(Chart and figure data)
_ _ _ _ _

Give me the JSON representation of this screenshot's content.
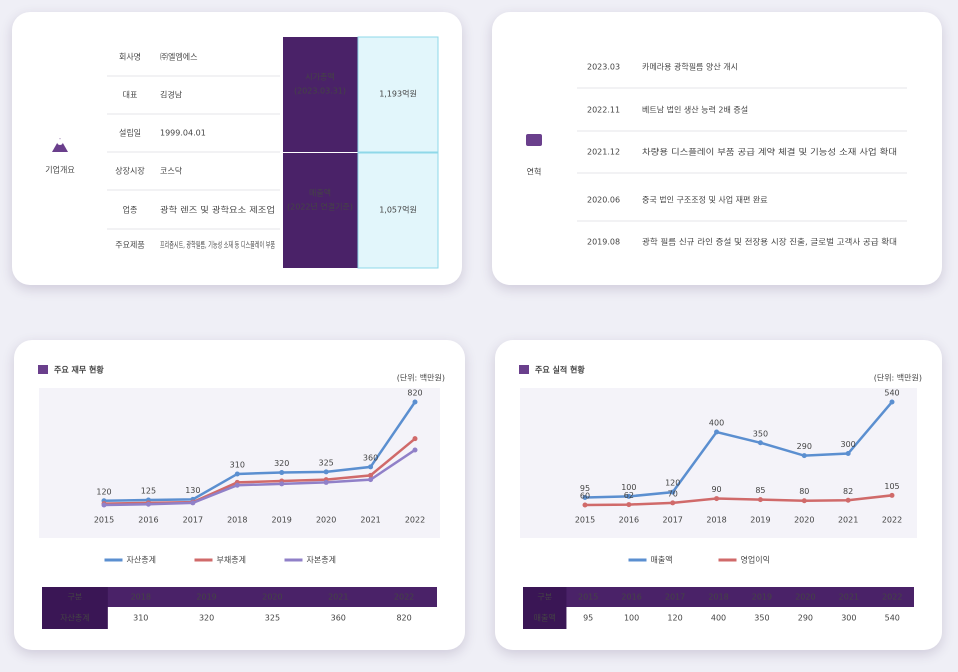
{
  "overview": {
    "title": "기업개요",
    "rows": [
      {
        "label": "회사명",
        "value": "㈜엘엠에스"
      },
      {
        "label": "대표",
        "value": "김경남"
      },
      {
        "label": "설립일",
        "value": "1999.04.01"
      },
      {
        "label": "상장시장",
        "value": "코스닥"
      },
      {
        "label": "업종",
        "value": "광학 렌즈 및 광학요소 제조업"
      },
      {
        "label": "주요제품",
        "value": "프리즘시트, 광학필름, 기능성 소재 등 디스플레이 부품"
      }
    ],
    "highlights": [
      {
        "label": "시가총액",
        "note": "(2023.03.31)",
        "value": "1,193억원"
      },
      {
        "label": "매출액",
        "note": "(2022년 연결기준)",
        "value": "1,057억원"
      }
    ]
  },
  "history": {
    "title": "연혁",
    "rows": [
      {
        "date": "2023.03",
        "text": "카메라용 광학필름 양산 개시"
      },
      {
        "date": "2022.11",
        "text": "베트남 법인 생산 능력 2배 증설"
      },
      {
        "date": "2021.12",
        "text": "차량용 디스플레이 부품 공급 계약 체결 및 기능성 소재 사업 확대"
      },
      {
        "date": "2020.06",
        "text": "중국 법인 구조조정 및 사업 재편 완료"
      },
      {
        "date": "2019.08",
        "text": "광학 필름 신규 라인 증설 및 전장용 시장 진출, 글로벌 고객사 공급 확대"
      }
    ]
  },
  "chart_data": [
    {
      "type": "line",
      "title": "주요 재무 현황",
      "unit": "(단위: 백만원)",
      "categories": [
        "2015",
        "2016",
        "2017",
        "2018",
        "2019",
        "2020",
        "2021",
        "2022"
      ],
      "series": [
        {
          "name": "자산총계",
          "color": "#5b8fd0",
          "labels": true,
          "values": [
            120,
            125,
            130,
            310,
            320,
            325,
            360,
            820
          ]
        },
        {
          "name": "부채총계",
          "color": "#d06a6a",
          "labels": false,
          "values": [
            100,
            105,
            110,
            250,
            260,
            270,
            300,
            560
          ]
        },
        {
          "name": "자본총계",
          "color": "#9080c8",
          "labels": false,
          "values": [
            90,
            95,
            105,
            230,
            240,
            250,
            270,
            480
          ]
        }
      ],
      "table": {
        "header": [
          "구분",
          "2018",
          "2019",
          "2020",
          "2021",
          "2022"
        ],
        "rows": [
          [
            "자산총계",
            "310",
            "320",
            "325",
            "360",
            "820"
          ]
        ]
      }
    },
    {
      "type": "line",
      "title": "주요 실적 현황",
      "unit": "(단위: 백만원)",
      "categories": [
        "2015",
        "2016",
        "2017",
        "2018",
        "2019",
        "2020",
        "2021",
        "2022"
      ],
      "series": [
        {
          "name": "매출액",
          "color": "#5b8fd0",
          "labels": true,
          "values": [
            95,
            100,
            120,
            400,
            350,
            290,
            300,
            540
          ]
        },
        {
          "name": "영업이익",
          "color": "#d06a6a",
          "labels": true,
          "values": [
            60,
            62,
            70,
            90,
            85,
            80,
            82,
            105
          ]
        }
      ],
      "table": {
        "header": [
          "구분",
          "2015",
          "2016",
          "2017",
          "2018",
          "2019",
          "2020",
          "2021",
          "2022"
        ],
        "rows": [
          [
            "매출액",
            "95",
            "100",
            "120",
            "400",
            "350",
            "290",
            "300",
            "540"
          ]
        ]
      }
    }
  ]
}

_ _ _ _ _

Short problem:
Copy the data exactly. Any picture it contains is to be omitted.

Correct output:
Give me the JSON representation of this screenshot's content.
{
  "overview": {
    "title": "기업개요",
    "rows": [
      {
        "label": "회사명",
        "value": "㈜엘엠에스"
      },
      {
        "label": "대표",
        "value": "김경남"
      },
      {
        "label": "설립일",
        "value": "1999.04.01"
      },
      {
        "label": "상장시장",
        "value": "코스닥"
      },
      {
        "label": "업종",
        "value": "광학 렌즈 및 광학요소 제조업"
      },
      {
        "label": "주요제품",
        "value": "프리즘시트, 광학필름, 기능성 소재 등 디스플레이 부품"
      }
    ],
    "highlights": [
      {
        "label": "시가총액",
        "note": "(2023.03.31)",
        "value": "1,193억원"
      },
      {
        "label": "매출액",
        "note": "(2022년 연결기준)",
        "value": "1,057억원"
      }
    ]
  },
  "history": {
    "title": "연혁",
    "rows": [
      {
        "date": "2023.03",
        "text": "카메라용 광학필름 양산 개시"
      },
      {
        "date": "2022.11",
        "text": "베트남 법인 생산 능력 2배 증설"
      },
      {
        "date": "2021.12",
        "text": "차량용 디스플레이 부품 공급 계약 체결 및 기능성 소재 사업 확대"
      },
      {
        "date": "2020.06",
        "text": "중국 법인 구조조정 및 사업 재편 완료"
      },
      {
        "date": "2019.08",
        "text": "광학 필름 신규 라인 증설 및 전장용 시장 진출, 글로벌 고객사 공급 확대"
      }
    ]
  },
  "chart_data": [
    {
      "type": "line",
      "title": "주요 재무 현황",
      "unit": "(단위: 백만원)",
      "categories": [
        "2015",
        "2016",
        "2017",
        "2018",
        "2019",
        "2020",
        "2021",
        "2022"
      ],
      "series": [
        {
          "name": "자산총계",
          "color": "#5b8fd0",
          "labels": true,
          "values": [
            120,
            125,
            130,
            310,
            320,
            325,
            360,
            820
          ]
        },
        {
          "name": "부채총계",
          "color": "#d06a6a",
          "labels": false,
          "values": [
            100,
            105,
            110,
            250,
            260,
            270,
            300,
            560
          ]
        },
        {
          "name": "자본총계",
          "color": "#9080c8",
          "labels": false,
          "values": [
            90,
            95,
            105,
            230,
            240,
            250,
            270,
            480
          ]
        }
      ],
      "table": {
        "header": [
          "구분",
          "2018",
          "2019",
          "2020",
          "2021",
          "2022"
        ],
        "rows": [
          [
            "자산총계",
            "310",
            "320",
            "325",
            "360",
            "820"
          ]
        ]
      }
    },
    {
      "type": "line",
      "title": "주요 실적 현황",
      "unit": "(단위: 백만원)",
      "categories": [
        "2015",
        "2016",
        "2017",
        "2018",
        "2019",
        "2020",
        "2021",
        "2022"
      ],
      "series": [
        {
          "name": "매출액",
          "color": "#5b8fd0",
          "labels": true,
          "values": [
            95,
            100,
            120,
            400,
            350,
            290,
            300,
            540
          ]
        },
        {
          "name": "영업이익",
          "color": "#d06a6a",
          "labels": true,
          "values": [
            60,
            62,
            70,
            90,
            85,
            80,
            82,
            105
          ]
        }
      ],
      "table": {
        "header": [
          "구분",
          "2015",
          "2016",
          "2017",
          "2018",
          "2019",
          "2020",
          "2021",
          "2022"
        ],
        "rows": [
          [
            "매출액",
            "95",
            "100",
            "120",
            "400",
            "350",
            "290",
            "300",
            "540"
          ]
        ]
      }
    }
  ]
}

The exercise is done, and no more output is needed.